:: EXERCISE ::
Continue the passage on the equilibrium of levers from where it stops.
(PAGE EXCERPT begins)
If, instead of a triangle, one considered a trapezoid loaded at its four corners with 4 equal weights, one would find in the same way that the two levers of unequal lengths, forming the parallel sides of the trapezoid, exert on their fulcrums equal forces.

  1. Archimedes substitutes for a weight in equilibrium on a lever two weights each equal to half of this weight and placed on the same lever, at equal distances on either side of the point where the weight is attached.

For the action of this weight is the same as that of a lever suspended by its middle at the same point and loaded, at its two ends, with two weights each equal to half of the same weight.

Nothing prevents approaching this last lever to the first, so that it becomes part of it.

Or else, which is perhaps more rigorous, one need only regard this last lever as being held in equilibrium by a force applied at its midpoint, directed from bottom to top, and equal to the weight whose two halves are supposed to be applied at its ends.

Then, by applying this lever in equilibrium on the first lever which is supposed to be in equilibrium on its fulcrum, the total equilibrium will always subsist, and, if the application is made in such a way that the middle of the second lever coincides with the end of one of the arms of the first lever, the force which sustains the second lever can be supposed to be applied to the very weight with which this arm is loaded, and which, being supported, will have no more action on the lever, but will thus be replaced by two weights each equal to half of it and placed on either side of this weight on the extended first lever. This superposition of equilibria is, in Mechanics, a principle as fruitful as is, in Geometry, the superposition of figures.

  1. One can therefore regard the equilibrium of a straight and horizontal lever, loaded with two weights in inverse ratio to their distances from the fulcrum of the lever, as a rigorously demonstrated truth.

By the principle of superposition, it is easy to extend it to any angular lever, whose fulcrum would be at the angle and whose arms would be pulled in opposite directions by forces perpendicular to their directions.

An angular lever with equal arms, and movable around the vertex of the angle, will be held in equilibrium by two equal forces applied perpendicularly to the ends of the two arms, and tending to make them turn in opposite directions.
(PAGE EXCERPT ends)
(GIVEN DATA begins)
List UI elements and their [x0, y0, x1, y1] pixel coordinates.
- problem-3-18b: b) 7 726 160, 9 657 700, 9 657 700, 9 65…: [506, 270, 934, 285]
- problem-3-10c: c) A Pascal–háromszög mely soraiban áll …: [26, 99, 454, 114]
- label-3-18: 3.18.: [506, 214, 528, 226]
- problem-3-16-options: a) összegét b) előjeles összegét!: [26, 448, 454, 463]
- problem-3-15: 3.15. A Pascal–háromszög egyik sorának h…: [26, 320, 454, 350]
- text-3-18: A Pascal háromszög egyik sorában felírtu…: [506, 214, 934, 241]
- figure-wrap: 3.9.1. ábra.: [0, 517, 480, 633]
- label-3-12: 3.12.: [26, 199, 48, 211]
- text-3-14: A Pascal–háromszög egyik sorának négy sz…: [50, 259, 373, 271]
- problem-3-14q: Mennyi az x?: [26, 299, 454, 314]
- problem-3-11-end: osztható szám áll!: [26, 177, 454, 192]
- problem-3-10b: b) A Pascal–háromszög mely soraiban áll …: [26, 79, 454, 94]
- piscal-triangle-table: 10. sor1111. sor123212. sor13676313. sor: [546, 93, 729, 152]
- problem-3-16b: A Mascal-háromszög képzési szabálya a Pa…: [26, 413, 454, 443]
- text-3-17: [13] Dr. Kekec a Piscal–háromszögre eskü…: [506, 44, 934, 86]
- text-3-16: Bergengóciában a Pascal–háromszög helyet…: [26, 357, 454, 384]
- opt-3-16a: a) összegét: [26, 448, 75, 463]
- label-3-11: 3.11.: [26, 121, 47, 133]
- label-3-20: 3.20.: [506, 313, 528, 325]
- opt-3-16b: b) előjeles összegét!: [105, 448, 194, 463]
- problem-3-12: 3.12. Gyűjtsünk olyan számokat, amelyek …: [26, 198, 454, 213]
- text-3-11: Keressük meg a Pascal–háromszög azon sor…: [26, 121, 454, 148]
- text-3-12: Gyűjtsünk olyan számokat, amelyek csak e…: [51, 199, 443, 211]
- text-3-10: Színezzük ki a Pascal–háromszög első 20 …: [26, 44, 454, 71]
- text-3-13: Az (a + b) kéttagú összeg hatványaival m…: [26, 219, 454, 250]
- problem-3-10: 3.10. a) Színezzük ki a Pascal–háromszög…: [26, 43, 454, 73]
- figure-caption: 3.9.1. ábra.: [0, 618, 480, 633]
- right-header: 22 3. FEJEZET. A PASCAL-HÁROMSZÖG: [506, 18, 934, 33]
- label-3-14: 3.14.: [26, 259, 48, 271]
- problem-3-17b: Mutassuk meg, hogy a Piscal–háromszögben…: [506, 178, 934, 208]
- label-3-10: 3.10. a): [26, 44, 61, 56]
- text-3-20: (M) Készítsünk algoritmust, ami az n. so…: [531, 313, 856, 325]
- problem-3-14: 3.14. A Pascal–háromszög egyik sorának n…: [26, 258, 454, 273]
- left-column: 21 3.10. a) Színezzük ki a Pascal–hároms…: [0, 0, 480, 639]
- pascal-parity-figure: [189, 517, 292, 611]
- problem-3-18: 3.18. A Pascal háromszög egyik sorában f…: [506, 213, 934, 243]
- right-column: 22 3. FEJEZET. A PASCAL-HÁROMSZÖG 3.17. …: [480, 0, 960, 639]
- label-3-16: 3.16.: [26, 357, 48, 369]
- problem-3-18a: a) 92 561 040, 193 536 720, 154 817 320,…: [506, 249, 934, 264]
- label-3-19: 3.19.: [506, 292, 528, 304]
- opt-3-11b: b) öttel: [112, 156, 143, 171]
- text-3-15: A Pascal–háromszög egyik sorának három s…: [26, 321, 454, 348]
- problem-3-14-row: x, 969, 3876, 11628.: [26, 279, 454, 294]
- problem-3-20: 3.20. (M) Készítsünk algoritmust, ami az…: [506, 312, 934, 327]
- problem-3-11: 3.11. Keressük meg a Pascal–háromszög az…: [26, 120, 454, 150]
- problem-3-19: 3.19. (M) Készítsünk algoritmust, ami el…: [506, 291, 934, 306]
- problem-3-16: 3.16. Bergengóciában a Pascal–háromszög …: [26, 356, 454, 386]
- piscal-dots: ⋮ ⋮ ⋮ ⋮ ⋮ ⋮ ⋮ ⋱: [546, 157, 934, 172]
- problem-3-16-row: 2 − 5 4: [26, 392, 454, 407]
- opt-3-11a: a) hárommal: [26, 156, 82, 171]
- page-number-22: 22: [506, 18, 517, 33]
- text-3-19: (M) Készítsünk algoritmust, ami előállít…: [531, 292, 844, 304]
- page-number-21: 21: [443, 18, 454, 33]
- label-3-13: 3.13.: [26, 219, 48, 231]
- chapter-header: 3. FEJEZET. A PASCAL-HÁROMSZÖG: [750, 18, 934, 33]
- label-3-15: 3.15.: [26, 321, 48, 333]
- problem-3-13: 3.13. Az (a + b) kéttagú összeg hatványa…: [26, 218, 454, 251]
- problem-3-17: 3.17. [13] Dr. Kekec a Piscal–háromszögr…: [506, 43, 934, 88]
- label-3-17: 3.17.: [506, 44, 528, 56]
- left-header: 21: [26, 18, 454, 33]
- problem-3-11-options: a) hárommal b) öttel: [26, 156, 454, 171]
(GIVEN DATA ends)
:: REPLY ::
If, therefore, one has a straight lever in equilibrium, one of whose arms is equal to those of the angular lever and is loaded at its end with a weight equivalent to each of the powers applied to the angular lever, the other arm being loaded with the weight necessary for equilibrium, and one superposes these levers so that the vertex of the angle of one falls on the fulcrum of the other, and that the equal arms of one and the other coincide and form only one, the power applied to the arm of the angular lever will sustain the weight suspended from the equal arm of the straight lever, so that one can disregard both, and suppose the arm formed by the union of these two annihilated.

Equilibrium will therefore still subsist between the other two arms forming an angular lever pulled at its ends by perpendicular forces and in inverse ratio to the length of the arms, as in the straight lever.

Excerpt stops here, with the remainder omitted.